* BEGIN Material for the task *
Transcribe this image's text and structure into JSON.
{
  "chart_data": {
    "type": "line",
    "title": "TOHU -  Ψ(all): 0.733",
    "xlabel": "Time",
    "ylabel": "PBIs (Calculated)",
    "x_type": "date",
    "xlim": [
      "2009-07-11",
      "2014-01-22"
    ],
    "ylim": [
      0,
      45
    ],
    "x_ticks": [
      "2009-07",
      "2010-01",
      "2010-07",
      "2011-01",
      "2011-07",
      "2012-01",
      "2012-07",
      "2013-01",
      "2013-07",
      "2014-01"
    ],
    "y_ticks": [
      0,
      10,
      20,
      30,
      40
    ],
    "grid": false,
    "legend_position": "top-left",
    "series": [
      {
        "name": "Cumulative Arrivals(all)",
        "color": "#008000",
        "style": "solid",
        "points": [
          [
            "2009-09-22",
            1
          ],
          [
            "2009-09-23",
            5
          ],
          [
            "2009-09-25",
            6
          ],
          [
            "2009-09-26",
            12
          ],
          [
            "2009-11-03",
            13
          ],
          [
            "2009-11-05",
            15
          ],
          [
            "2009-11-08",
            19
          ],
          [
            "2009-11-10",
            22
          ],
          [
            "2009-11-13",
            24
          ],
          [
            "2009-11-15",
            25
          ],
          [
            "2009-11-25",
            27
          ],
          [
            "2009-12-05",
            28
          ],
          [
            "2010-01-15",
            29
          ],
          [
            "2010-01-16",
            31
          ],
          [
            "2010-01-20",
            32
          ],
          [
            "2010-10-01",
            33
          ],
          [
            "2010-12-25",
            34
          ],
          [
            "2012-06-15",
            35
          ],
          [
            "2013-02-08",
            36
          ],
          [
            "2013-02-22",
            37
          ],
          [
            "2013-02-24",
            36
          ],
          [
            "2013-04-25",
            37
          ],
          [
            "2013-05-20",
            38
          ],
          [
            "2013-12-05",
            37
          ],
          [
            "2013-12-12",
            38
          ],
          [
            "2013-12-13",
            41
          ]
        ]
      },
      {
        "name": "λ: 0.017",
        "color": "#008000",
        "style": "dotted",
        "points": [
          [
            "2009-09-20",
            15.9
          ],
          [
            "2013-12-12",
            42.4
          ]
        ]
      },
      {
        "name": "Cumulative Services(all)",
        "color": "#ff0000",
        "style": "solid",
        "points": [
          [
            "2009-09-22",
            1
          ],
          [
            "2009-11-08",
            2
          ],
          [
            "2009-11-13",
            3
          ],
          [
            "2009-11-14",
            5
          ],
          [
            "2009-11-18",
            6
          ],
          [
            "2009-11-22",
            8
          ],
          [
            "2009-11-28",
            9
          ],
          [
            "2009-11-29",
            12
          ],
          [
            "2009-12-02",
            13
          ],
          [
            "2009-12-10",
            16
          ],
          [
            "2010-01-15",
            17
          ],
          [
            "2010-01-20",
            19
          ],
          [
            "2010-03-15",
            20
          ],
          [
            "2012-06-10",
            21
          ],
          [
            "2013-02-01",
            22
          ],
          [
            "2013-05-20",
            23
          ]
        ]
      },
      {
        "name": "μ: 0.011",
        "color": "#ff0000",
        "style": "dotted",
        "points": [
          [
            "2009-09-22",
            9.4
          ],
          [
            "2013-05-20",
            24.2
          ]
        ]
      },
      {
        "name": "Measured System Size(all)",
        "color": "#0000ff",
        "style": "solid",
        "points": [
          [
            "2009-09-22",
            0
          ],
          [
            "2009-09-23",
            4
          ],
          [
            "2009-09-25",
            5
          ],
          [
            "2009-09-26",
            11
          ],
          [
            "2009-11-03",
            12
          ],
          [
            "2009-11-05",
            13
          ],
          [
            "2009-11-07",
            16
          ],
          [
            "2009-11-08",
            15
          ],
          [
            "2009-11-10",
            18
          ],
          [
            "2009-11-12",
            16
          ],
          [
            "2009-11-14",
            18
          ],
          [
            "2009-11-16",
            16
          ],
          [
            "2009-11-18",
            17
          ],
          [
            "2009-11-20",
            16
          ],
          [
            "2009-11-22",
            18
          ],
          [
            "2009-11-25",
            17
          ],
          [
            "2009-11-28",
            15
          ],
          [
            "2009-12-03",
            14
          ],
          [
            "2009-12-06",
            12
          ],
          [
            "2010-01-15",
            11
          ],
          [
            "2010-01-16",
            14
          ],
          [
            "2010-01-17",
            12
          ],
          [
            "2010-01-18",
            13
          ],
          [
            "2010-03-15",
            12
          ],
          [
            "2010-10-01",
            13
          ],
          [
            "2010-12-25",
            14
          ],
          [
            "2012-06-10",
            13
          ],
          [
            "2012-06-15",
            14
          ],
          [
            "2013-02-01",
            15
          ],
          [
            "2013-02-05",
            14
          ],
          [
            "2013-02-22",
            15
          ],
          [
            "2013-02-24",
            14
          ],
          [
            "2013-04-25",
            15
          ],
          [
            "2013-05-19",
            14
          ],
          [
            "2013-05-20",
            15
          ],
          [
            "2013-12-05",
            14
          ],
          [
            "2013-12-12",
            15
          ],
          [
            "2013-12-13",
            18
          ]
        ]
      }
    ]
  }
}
* END Material for the task *
Directions for this task ▸ Go over the records above and tally the lines with the word "name" in them. Give the number alone.

Task answer ▸ 5